> [Given request]
Gather each line in the entries that includes the string "ylabel".

============================================================

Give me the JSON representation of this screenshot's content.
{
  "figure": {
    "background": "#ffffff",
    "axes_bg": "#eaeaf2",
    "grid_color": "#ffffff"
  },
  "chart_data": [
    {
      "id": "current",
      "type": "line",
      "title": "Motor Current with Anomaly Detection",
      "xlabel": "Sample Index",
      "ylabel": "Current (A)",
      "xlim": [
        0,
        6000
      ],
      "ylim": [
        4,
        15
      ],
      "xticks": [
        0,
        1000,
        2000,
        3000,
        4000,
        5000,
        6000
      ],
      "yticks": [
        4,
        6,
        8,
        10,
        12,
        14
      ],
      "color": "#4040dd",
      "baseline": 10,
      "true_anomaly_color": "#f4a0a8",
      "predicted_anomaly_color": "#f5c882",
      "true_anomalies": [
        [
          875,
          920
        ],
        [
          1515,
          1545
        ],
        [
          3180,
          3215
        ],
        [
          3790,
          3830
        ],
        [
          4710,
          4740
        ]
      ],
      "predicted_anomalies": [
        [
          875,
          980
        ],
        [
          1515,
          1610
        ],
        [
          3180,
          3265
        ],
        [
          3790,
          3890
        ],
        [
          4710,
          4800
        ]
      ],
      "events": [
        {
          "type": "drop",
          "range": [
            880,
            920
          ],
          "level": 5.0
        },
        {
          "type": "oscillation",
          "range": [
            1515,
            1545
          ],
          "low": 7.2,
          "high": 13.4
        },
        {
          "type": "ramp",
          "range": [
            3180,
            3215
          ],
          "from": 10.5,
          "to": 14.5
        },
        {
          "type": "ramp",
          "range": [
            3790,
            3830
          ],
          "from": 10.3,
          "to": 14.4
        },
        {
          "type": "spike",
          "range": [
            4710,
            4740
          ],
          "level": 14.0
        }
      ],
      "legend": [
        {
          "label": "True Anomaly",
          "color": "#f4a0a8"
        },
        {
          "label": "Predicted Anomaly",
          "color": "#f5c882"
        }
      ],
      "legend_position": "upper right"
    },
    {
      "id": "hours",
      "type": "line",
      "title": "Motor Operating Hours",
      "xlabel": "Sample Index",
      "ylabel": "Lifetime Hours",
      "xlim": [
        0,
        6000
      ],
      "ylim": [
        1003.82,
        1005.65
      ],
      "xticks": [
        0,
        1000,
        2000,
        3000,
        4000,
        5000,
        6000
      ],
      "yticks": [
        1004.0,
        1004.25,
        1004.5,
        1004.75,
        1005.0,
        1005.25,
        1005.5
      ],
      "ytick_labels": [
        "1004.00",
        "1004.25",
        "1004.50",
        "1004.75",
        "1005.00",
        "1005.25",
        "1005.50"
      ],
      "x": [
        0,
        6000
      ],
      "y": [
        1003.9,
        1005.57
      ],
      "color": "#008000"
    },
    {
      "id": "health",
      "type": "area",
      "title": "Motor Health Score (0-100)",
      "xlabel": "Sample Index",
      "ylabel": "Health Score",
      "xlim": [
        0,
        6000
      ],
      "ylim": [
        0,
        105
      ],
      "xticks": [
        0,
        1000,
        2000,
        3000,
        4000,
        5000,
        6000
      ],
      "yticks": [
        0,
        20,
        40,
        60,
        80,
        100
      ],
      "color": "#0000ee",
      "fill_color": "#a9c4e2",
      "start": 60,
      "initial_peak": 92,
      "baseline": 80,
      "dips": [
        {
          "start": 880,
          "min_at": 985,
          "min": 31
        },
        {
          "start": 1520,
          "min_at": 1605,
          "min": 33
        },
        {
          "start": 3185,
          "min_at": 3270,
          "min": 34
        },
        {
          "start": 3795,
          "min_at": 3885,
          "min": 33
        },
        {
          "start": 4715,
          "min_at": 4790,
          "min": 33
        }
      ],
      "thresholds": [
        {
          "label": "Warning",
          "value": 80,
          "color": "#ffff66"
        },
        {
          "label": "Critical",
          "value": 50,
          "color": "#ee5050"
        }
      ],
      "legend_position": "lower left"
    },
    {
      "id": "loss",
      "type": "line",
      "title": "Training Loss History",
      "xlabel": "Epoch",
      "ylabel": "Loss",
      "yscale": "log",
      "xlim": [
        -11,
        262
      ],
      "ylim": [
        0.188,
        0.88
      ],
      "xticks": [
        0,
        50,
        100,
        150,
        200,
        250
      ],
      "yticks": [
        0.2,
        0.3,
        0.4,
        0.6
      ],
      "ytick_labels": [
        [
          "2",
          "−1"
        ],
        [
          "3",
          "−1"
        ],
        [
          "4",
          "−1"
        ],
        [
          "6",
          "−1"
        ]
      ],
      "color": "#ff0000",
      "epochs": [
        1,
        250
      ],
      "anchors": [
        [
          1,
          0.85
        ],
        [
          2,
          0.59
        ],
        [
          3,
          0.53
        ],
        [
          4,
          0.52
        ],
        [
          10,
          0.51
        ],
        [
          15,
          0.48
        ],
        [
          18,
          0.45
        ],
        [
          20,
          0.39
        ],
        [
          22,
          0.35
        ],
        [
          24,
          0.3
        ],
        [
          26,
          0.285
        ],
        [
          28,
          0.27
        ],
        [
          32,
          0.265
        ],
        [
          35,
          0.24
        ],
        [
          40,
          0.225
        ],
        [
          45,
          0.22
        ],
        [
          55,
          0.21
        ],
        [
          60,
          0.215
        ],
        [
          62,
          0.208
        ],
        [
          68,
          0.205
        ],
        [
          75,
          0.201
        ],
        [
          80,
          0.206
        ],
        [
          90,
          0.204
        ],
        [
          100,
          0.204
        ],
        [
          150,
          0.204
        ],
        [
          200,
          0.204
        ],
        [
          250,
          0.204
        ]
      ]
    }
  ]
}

============================================================

> [Exercise output]
      "ylabel": "Current (A)",
      "ylabel": "Lifetime Hours",
      "ylabel": "Health Score",
      "ylabel": "Loss",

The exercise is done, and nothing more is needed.